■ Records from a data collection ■
####

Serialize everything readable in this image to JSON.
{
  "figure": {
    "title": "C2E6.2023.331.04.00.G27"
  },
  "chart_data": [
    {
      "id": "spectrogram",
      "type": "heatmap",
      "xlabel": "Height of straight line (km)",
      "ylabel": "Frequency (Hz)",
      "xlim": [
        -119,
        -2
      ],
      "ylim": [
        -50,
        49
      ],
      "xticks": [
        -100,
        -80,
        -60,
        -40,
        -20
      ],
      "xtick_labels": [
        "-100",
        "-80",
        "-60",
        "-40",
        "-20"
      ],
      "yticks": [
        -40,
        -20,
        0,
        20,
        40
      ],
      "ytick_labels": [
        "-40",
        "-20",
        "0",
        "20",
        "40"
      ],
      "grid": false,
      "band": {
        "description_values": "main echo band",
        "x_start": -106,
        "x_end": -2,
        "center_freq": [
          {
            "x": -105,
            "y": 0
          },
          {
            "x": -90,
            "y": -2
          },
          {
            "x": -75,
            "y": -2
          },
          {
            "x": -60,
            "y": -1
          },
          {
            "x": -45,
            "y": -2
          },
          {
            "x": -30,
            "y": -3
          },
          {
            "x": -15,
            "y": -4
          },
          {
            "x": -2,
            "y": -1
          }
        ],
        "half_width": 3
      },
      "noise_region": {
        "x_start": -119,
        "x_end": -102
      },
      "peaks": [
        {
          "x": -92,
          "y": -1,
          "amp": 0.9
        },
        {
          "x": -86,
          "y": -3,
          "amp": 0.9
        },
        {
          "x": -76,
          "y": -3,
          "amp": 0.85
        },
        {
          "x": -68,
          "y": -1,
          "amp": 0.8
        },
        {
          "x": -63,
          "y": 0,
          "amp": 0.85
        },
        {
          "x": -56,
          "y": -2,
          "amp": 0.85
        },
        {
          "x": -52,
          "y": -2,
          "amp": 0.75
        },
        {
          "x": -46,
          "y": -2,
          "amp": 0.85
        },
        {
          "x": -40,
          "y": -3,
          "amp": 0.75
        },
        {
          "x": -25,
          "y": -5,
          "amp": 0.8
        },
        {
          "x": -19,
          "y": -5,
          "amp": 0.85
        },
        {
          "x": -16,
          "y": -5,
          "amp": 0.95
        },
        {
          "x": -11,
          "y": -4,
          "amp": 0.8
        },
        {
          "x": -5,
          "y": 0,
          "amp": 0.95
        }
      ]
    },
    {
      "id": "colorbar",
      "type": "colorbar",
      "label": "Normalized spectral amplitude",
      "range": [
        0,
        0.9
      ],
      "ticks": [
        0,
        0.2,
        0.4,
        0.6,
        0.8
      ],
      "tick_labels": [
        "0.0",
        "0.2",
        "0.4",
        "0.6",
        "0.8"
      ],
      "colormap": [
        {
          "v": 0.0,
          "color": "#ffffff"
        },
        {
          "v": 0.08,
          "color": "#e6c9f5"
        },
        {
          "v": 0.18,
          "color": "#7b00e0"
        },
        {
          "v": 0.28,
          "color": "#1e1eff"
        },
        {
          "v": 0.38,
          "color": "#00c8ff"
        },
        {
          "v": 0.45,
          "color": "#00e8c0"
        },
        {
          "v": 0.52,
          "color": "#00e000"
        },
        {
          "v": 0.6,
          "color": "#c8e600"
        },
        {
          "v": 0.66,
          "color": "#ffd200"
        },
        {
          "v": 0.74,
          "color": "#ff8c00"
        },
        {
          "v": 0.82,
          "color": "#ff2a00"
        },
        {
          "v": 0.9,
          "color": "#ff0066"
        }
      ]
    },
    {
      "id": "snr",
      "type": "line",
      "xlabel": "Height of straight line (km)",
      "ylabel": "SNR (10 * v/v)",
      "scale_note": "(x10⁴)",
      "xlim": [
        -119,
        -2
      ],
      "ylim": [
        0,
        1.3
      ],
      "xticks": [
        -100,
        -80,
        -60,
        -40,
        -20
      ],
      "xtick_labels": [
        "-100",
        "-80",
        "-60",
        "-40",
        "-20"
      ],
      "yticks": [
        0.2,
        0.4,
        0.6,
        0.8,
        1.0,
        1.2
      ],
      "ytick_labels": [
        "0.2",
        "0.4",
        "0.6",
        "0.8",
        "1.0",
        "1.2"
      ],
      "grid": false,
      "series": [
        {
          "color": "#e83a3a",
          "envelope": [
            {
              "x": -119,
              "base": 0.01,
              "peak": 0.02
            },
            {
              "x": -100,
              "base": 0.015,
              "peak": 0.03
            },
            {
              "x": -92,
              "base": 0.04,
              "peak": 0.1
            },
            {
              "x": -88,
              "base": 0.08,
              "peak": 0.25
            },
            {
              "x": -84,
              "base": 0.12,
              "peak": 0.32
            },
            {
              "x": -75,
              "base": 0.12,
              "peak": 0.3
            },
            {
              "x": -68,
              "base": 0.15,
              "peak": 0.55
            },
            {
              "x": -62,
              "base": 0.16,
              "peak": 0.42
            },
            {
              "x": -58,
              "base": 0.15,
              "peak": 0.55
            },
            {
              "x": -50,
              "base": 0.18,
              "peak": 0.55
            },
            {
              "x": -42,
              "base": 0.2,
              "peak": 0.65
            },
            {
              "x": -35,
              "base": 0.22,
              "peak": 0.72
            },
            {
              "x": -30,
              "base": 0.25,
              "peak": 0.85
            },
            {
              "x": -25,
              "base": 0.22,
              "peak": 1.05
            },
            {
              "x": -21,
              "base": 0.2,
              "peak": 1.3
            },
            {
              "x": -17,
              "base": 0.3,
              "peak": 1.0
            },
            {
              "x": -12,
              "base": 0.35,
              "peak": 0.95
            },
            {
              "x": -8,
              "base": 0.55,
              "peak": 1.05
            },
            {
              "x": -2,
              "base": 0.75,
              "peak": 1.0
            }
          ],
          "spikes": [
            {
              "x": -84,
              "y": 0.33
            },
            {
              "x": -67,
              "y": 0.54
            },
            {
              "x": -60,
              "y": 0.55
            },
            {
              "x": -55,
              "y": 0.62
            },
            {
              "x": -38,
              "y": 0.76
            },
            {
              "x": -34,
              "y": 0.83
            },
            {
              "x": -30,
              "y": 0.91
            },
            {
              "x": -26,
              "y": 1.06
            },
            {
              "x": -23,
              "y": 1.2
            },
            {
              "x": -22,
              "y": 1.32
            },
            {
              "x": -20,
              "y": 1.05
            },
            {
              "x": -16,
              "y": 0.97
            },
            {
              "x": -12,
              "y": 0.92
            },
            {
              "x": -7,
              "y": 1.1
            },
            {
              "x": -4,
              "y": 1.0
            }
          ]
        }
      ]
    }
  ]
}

####

■ TASK STATEMENT ■
Take the entries above and copy them out exactly.

■ SOLUTION FOR THIS TASK ■
Serialize everything readable in this image to JSON.
{
  "figure": {
    "title": "C2E6.2023.331.04.00.G27"
  },
  "chart_data": [
    {
      "id": "spectrogram",
      "type": "heatmap",
      "xlabel": "Height of straight line (km)",
      "ylabel": "Frequency (Hz)",
      "xlim": [
        -119,
        -2
      ],
      "ylim": [
        -50,
        49
      ],
      "xticks": [
        -100,
        -80,
        -60,
        -40,
        -20
      ],
      "xtick_labels": [
        "-100",
        "-80",
        "-60",
        "-40",
        "-20"
      ],
      "yticks": [
        -40,
        -20,
        0,
        20,
        40
      ],
      "ytick_labels": [
        "-40",
        "-20",
        "0",
        "20",
        "40"
      ],
      "grid": false,
      "band": {
        "description_values": "main echo band",
        "x_start": -106,
        "x_end": -2,
        "center_freq": [
          {
            "x": -105,
            "y": 0
          },
          {
            "x": -90,
            "y": -2
          },
          {
            "x": -75,
            "y": -2
          },
          {
            "x": -60,
            "y": -1
          },
          {
            "x": -45,
            "y": -2
          },
          {
            "x": -30,
            "y": -3
          },
          {
            "x": -15,
            "y": -4
          },
          {
            "x": -2,
            "y": -1
          }
        ],
        "half_width": 3
      },
      "noise_region": {
        "x_start": -119,
        "x_end": -102
      },
      "peaks": [
        {
          "x": -92,
          "y": -1,
          "amp": 0.9
        },
        {
          "x": -86,
          "y": -3,
          "amp": 0.9
        },
        {
          "x": -76,
          "y": -3,
          "amp": 0.85
        },
        {
          "x": -68,
          "y": -1,
          "amp": 0.8
        },
        {
          "x": -63,
          "y": 0,
          "amp": 0.85
        },
        {
          "x": -56,
          "y": -2,
          "amp": 0.85
        },
        {
          "x": -52,
          "y": -2,
          "amp": 0.75
        },
        {
          "x": -46,
          "y": -2,
          "amp": 0.85
        },
        {
          "x": -40,
          "y": -3,
          "amp": 0.75
        },
        {
          "x": -25,
          "y": -5,
          "amp": 0.8
        },
        {
          "x": -19,
          "y": -5,
          "amp": 0.85
        },
        {
          "x": -16,
          "y": -5,
          "amp": 0.95
        },
        {
          "x": -11,
          "y": -4,
          "amp": 0.8
        },
        {
          "x": -5,
          "y": 0,
          "amp": 0.95
        }
      ]
    },
    {
      "id": "colorbar",
      "type": "colorbar",
      "label": "Normalized spectral amplitude",
      "range": [
        0,
        0.9
      ],
      "ticks": [
        0,
        0.2,
        0.4,
        0.6,
        0.8
      ],
      "tick_labels": [
        "0.0",
        "0.2",
        "0.4",
        "0.6",
        "0.8"
      ],
      "colormap": [
        {
          "v": 0.0,
          "color": "#ffffff"
        },
        {
          "v": 0.08,
          "color": "#e6c9f5"
        },
        {
          "v": 0.18,
          "color": "#7b00e0"
        },
        {
          "v": 0.28,
          "color": "#1e1eff"
        },
        {
          "v": 0.38,
          "color": "#00c8ff"
        },
        {
          "v": 0.45,
          "color": "#00e8c0"
        },
        {
          "v": 0.52,
          "color": "#00e000"
        },
        {
          "v": 0.6,
          "color": "#c8e600"
        },
        {
          "v": 0.66,
          "color": "#ffd200"
        },
        {
          "v": 0.74,
          "color": "#ff8c00"
        },
        {
          "v": 0.82,
          "color": "#ff2a00"
        },
        {
          "v": 0.9,
          "color": "#ff0066"
        }
      ]
    },
    {
      "id": "snr",
      "type": "line",
      "xlabel": "Height of straight line (km)",
      "ylabel": "SNR (10 * v/v)",
      "scale_note": "(x10⁴)",
      "xlim": [
        -119,
        -2
      ],
      "ylim": [
        0,
        1.3
      ],
      "xticks": [
        -100,
        -80,
        -60,
        -40,
        -20
      ],
      "xtick_labels": [
        "-100",
        "-80",
        "-60",
        "-40",
        "-20"
      ],
      "yticks": [
        0.2,
        0.4,
        0.6,
        0.8,
        1.0,
        1.2
      ],
      "ytick_labels": [
        "0.2",
        "0.4",
        "0.6",
        "0.8",
        "1.0",
        "1.2"
      ],
      "grid": false,
      "series": [
        {
          "color": "#e83a3a",
          "envelope": [
            {
              "x": -119,
              "base": 0.01,
              "peak": 0.02
            },
            {
              "x": -100,
              "base": 0.015,
              "peak": 0.03
            },
            {
              "x": -92,
              "base": 0.04,
              "peak": 0.1
            },
            {
              "x": -88,
              "base": 0.08,
              "peak": 0.25
            },
            {
              "x": -84,
              "base": 0.12,
              "peak": 0.32
            },
            {
              "x": -75,
              "base": 0.12,
              "peak": 0.3
            },
            {
              "x": -68,
              "base": 0.15,
              "peak": 0.55
            },
            {
              "x": -62,
              "base": 0.16,
              "peak": 0.42
            },
            {
              "x": -58,
              "base": 0.15,
              "peak": 0.55
            },
            {
              "x": -50,
              "base": 0.18,
              "peak": 0.55
            },
            {
              "x": -42,
              "base": 0.2,
              "peak": 0.65
            },
            {
              "x": -35,
              "base": 0.22,
              "peak": 0.72
            },
            {
              "x": -30,
              "base": 0.25,
              "peak": 0.85
            },
            {
              "x": -25,
              "base": 0.22,
              "peak": 1.05
            },
            {
              "x": -21,
              "base": 0.2,
              "peak": 1.3
            },
            {
              "x": -17,
              "base": 0.3,
              "peak": 1.0
            },
            {
              "x": -12,
              "base": 0.35,
              "peak": 0.95
            },
            {
              "x": -8,
              "base": 0.55,
              "peak": 1.05
            },
            {
              "x": -2,
              "base": 0.75,
              "peak": 1.0
            }
          ],
          "spikes": [
            {
              "x": -84,
              "y": 0.33
            },
            {
              "x": -67,
              "y": 0.54
            },
            {
              "x": -60,
              "y": 0.55
            },
            {
              "x": -55,
              "y": 0.62
            },
            {
              "x": -38,
              "y": 0.76
            },
            {
              "x": -34,
              "y": 0.83
            },
            {
              "x": -30,
              "y": 0.91
            },
            {
              "x": -26,
              "y": 1.06
            },
            {
              "x": -23,
              "y": 1.2
            },
            {
              "x": -22,
              "y": 1.32
            },
            {
              "x": -20,
              "y": 1.05
            },
            {
              "x": -16,
              "y": 0.97
            },
            {
              "x": -12,
              "y": 0.92
            },
            {
              "x": -7,
              "y": 1.1
            },
            {
              "x": -4,
              "y": 1.0
            }
          ]
        }
      ]
    }
  ]
}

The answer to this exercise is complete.